GIVEN REQUEST:
Copy each line of the material below that includes the string "name".

Stored entries
+ + + + +

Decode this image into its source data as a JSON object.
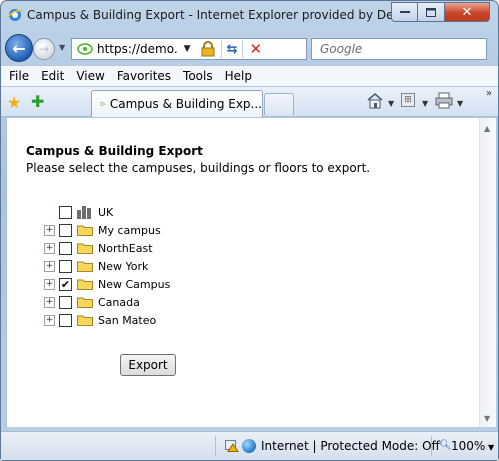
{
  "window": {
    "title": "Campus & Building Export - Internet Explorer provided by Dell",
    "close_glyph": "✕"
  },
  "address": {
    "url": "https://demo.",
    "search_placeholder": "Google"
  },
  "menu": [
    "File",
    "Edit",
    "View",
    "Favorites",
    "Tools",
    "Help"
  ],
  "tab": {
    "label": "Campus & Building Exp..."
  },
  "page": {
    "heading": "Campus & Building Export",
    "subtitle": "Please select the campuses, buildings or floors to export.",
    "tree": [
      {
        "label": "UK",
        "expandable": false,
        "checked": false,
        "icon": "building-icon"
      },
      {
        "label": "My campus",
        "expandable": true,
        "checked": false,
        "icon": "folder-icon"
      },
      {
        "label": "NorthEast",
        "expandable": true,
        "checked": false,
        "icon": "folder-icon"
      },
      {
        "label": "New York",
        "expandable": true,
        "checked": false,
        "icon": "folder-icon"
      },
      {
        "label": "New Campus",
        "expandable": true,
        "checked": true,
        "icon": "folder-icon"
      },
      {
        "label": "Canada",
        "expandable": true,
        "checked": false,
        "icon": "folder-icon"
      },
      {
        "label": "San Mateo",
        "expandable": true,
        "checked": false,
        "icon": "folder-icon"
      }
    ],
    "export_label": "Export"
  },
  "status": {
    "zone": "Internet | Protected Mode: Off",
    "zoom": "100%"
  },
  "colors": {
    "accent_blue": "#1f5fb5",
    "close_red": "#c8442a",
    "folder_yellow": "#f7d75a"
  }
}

+ + + + +

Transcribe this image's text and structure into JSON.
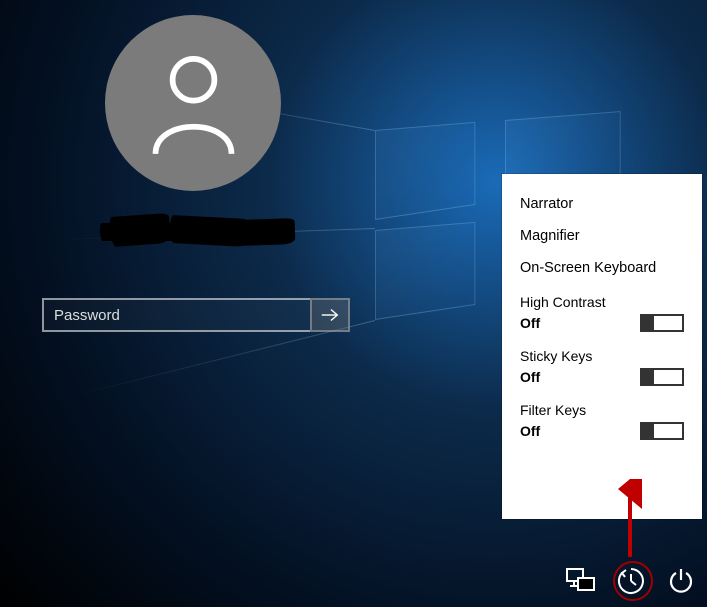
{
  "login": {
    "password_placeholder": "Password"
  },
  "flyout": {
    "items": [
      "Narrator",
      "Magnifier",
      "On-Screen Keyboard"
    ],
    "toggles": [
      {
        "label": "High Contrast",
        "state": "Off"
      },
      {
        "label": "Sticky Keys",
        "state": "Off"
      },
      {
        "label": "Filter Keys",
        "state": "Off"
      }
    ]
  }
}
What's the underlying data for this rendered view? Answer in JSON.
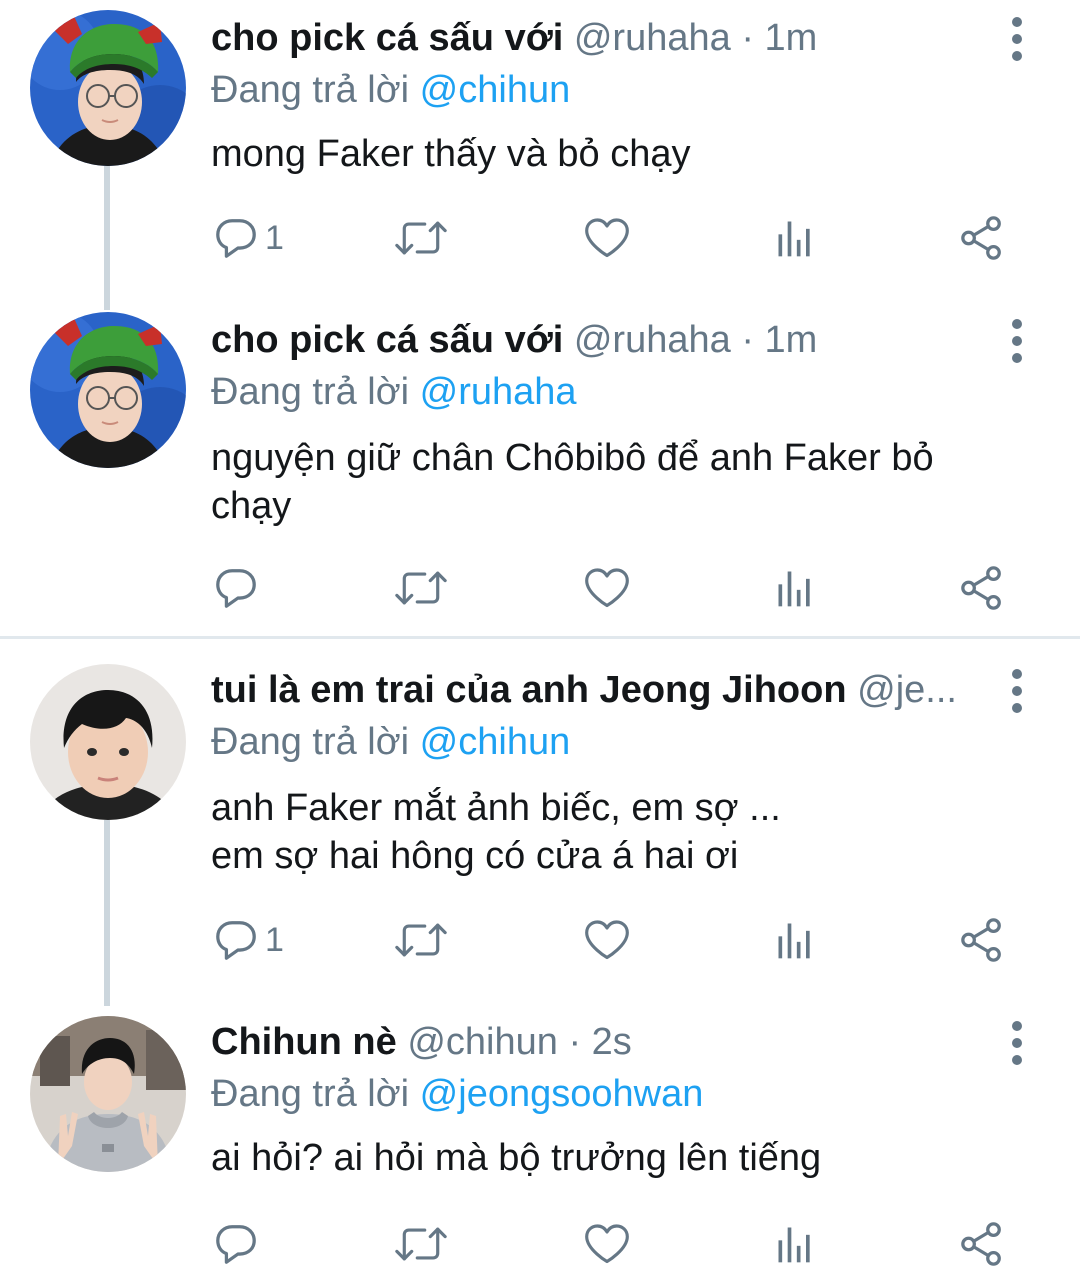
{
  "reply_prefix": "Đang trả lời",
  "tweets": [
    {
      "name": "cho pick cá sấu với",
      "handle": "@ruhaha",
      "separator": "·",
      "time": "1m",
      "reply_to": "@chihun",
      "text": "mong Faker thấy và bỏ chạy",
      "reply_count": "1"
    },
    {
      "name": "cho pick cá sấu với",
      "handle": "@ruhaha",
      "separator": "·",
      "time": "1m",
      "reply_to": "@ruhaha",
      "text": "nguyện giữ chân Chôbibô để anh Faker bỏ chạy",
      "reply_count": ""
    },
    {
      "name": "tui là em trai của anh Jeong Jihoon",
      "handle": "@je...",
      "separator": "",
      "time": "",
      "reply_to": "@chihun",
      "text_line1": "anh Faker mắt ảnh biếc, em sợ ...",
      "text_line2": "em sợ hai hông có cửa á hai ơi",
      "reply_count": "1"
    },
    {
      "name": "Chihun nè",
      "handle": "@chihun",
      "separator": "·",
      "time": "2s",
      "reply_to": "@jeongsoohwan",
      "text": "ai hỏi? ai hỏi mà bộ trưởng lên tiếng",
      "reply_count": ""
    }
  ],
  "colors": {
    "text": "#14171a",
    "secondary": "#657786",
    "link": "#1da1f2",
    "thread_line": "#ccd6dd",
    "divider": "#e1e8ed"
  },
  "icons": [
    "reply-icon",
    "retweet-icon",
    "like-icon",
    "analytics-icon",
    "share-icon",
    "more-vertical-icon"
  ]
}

+ + + + +

WRITTEN ANSWER:
      "name": "cho pick cá sấu với",
      "name": "cho pick cá sấu với",
      "name": "tui là em trai của anh Jeong Jihoon",
      "name": "Chihun nè",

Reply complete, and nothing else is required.